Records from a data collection
------------

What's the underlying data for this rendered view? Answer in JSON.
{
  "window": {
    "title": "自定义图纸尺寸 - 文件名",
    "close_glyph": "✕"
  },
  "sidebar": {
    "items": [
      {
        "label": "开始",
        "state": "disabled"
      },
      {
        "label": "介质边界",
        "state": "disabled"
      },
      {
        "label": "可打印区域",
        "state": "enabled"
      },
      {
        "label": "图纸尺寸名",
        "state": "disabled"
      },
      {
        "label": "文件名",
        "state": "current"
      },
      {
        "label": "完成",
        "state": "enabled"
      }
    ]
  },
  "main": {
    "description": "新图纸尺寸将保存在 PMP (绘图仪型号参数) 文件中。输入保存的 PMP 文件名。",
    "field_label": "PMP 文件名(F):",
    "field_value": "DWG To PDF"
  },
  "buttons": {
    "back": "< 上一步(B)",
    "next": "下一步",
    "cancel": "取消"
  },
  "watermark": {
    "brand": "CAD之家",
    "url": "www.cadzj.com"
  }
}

------------

What you should do
Give the entries again in full, exactly as they are written.

Exercise answer
What's the underlying data for this rendered view? Answer in JSON.
{
  "window": {
    "title": "自定义图纸尺寸 - 文件名",
    "close_glyph": "✕"
  },
  "sidebar": {
    "items": [
      {
        "label": "开始",
        "state": "disabled"
      },
      {
        "label": "介质边界",
        "state": "disabled"
      },
      {
        "label": "可打印区域",
        "state": "enabled"
      },
      {
        "label": "图纸尺寸名",
        "state": "disabled"
      },
      {
        "label": "文件名",
        "state": "current"
      },
      {
        "label": "完成",
        "state": "enabled"
      }
    ]
  },
  "main": {
    "description": "新图纸尺寸将保存在 PMP (绘图仪型号参数) 文件中。输入保存的 PMP 文件名。",
    "field_label": "PMP 文件名(F):",
    "field_value": "DWG To PDF"
  },
  "buttons": {
    "back": "< 上一步(B)",
    "next": "下一步",
    "cancel": "取消"
  },
  "watermark": {
    "brand": "CAD之家",
    "url": "www.cadzj.com"
  }
}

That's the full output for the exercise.